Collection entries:
"""

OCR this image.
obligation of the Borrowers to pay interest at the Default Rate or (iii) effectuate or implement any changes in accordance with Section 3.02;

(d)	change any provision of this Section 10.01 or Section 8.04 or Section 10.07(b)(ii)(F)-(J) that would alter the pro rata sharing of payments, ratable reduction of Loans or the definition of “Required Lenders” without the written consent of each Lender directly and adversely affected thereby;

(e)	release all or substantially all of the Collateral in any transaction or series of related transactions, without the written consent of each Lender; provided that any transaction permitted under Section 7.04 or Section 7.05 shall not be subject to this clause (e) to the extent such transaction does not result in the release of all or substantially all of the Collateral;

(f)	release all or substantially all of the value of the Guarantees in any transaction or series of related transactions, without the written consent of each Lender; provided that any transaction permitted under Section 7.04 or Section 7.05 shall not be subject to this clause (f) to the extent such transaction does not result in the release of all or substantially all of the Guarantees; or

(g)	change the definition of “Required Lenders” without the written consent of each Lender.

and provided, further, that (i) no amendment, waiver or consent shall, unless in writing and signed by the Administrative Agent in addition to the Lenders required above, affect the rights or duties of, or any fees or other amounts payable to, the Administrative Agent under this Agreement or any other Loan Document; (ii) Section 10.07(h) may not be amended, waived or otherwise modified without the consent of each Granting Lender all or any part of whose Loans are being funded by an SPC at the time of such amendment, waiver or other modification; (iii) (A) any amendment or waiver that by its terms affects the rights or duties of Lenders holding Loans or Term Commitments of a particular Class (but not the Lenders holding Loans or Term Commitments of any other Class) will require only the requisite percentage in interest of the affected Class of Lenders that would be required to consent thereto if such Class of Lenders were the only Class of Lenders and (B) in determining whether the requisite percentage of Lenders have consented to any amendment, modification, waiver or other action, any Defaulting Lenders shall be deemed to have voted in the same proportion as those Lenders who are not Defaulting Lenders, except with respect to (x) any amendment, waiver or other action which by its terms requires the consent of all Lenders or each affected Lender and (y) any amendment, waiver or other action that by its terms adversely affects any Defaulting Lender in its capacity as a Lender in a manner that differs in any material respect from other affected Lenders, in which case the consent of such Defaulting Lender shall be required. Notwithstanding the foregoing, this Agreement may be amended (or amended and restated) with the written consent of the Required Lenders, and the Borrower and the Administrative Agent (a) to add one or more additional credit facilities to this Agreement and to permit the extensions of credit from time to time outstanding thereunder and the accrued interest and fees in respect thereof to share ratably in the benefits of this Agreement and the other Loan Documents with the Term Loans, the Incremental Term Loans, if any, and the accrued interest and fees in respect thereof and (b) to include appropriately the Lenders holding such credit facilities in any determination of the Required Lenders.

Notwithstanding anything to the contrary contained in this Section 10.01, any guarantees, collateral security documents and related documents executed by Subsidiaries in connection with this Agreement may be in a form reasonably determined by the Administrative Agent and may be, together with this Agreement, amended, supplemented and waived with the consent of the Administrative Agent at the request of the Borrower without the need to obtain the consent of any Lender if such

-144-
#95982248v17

"""

_YOUR INSTRUCTIONS_:
Extract the full listing above without alteration.

_RESULT OF THE EXERCISE_:
OCR this image.
obligation of the Borrowers to pay interest at the Default Rate or (iii) effectuate or implement any changes in accordance with Section 3.02;

(d)	change any provision of this Section 10.01 or Section 8.04 or Section 10.07(b)(ii)(F)-(J) that would alter the pro rata sharing of payments, ratable reduction of Loans or the definition of “Required Lenders” without the written consent of each Lender directly and adversely affected thereby;

(e)	release all or substantially all of the Collateral in any transaction or series of related transactions, without the written consent of each Lender; provided that any transaction permitted under Section 7.04 or Section 7.05 shall not be subject to this clause (e) to the extent such transaction does not result in the release of all or substantially all of the Collateral;

(f)	release all or substantially all of the value of the Guarantees in any transaction or series of related transactions, without the written consent of each Lender; provided that any transaction permitted under Section 7.04 or Section 7.05 shall not be subject to this clause (f) to the extent such transaction does not result in the release of all or substantially all of the Guarantees; or

(g)	change the definition of “Required Lenders” without the written consent of each Lender.

and provided, further, that (i) no amendment, waiver or consent shall, unless in writing and signed by the Administrative Agent in addition to the Lenders required above, affect the rights or duties of, or any fees or other amounts payable to, the Administrative Agent under this Agreement or any other Loan Document; (ii) Section 10.07(h) may not be amended, waived or otherwise modified without the consent of each Granting Lender all or any part of whose Loans are being funded by an SPC at the time of such amendment, waiver or other modification; (iii) (A) any amendment or waiver that by its terms affects the rights or duties of Lenders holding Loans or Term Commitments of a particular Class (but not the Lenders holding Loans or Term Commitments of any other Class) will require only the requisite percentage in interest of the affected Class of Lenders that would be required to consent thereto if such Class of Lenders were the only Class of Lenders and (B) in determining whether the requisite percentage of Lenders have consented to any amendment, modification, waiver or other action, any Defaulting Lenders shall be deemed to have voted in the same proportion as those Lenders who are not Defaulting Lenders, except with respect to (x) any amendment, waiver or other action which by its terms requires the consent of all Lenders or each affected Lender and (y) any amendment, waiver or other action that by its terms adversely affects any Defaulting Lender in its capacity as a Lender in a manner that differs in any material respect from other affected Lenders, in which case the consent of such Defaulting Lender shall be required. Notwithstanding the foregoing, this Agreement may be amended (or amended and restated) with the written consent of the Required Lenders, and the Borrower and the Administrative Agent (a) to add one or more additional credit facilities to this Agreement and to permit the extensions of credit from time to time outstanding thereunder and the accrued interest and fees in respect thereof to share ratably in the benefits of this Agreement and the other Loan Documents with the Term Loans, the Incremental Term Loans, if any, and the accrued interest and fees in respect thereof and (b) to include appropriately the Lenders holding such credit facilities in any determination of the Required Lenders.

Notwithstanding anything to the contrary contained in this Section 10.01, any guarantees, collateral security documents and related documents executed by Subsidiaries in connection with this Agreement may be in a form reasonably determined by the Administrative Agent and may be, together with this Agreement, amended, supplemented and waived with the consent of the Administrative Agent at the request of the Borrower without the need to obtain the consent of any Lender if such

-144-
#95982248v17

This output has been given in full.